# [PROVIDED RECORDS]
* BEGIN *

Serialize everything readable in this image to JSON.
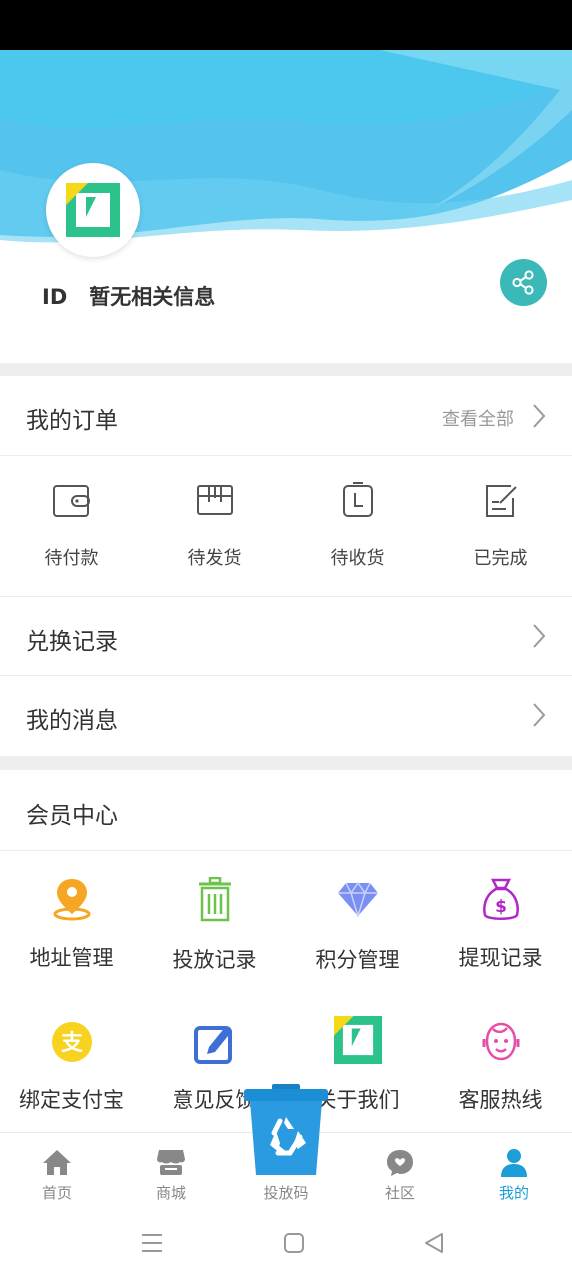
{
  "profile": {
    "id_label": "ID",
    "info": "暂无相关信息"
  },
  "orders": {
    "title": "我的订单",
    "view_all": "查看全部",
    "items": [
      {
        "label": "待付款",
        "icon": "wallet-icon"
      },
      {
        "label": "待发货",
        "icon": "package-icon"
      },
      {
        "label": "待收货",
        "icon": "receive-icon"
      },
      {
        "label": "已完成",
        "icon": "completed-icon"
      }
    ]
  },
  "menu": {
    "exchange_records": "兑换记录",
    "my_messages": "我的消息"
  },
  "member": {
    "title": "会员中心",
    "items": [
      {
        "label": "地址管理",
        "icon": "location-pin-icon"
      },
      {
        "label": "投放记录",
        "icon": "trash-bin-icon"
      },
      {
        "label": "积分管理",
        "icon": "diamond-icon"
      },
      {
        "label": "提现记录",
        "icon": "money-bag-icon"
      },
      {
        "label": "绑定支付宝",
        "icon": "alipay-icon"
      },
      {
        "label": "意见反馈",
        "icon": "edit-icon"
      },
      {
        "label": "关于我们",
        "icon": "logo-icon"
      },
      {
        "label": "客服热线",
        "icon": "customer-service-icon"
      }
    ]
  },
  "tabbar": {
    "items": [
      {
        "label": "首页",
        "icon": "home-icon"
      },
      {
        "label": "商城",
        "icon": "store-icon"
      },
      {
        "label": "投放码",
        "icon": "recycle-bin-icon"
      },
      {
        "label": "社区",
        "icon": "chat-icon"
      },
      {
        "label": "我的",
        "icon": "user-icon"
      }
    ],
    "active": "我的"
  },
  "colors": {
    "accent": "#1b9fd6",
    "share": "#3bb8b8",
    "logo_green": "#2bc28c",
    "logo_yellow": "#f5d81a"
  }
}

* END *
* BEGIN *

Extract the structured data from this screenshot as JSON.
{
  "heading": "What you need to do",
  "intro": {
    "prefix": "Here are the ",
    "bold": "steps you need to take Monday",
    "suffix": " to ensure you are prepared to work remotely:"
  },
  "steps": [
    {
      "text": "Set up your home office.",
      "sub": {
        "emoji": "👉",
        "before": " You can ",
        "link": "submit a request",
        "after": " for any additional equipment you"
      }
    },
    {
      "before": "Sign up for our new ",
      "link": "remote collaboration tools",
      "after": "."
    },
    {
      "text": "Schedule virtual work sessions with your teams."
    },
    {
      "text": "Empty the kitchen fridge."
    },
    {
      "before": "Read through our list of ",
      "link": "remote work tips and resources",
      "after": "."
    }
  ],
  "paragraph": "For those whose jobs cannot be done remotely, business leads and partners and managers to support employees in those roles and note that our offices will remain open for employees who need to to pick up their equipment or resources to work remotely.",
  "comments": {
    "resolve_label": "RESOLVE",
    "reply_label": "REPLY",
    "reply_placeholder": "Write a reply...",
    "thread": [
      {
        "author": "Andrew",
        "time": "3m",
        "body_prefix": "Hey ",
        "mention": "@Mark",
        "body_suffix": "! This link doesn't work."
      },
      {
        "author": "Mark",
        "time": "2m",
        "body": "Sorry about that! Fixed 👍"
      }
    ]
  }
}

* END *

Copy every line from the records above that contains the word "before".

        "before": " You can ",
      "before": "Sign up for our new ",
      "before": "Read through our list of ",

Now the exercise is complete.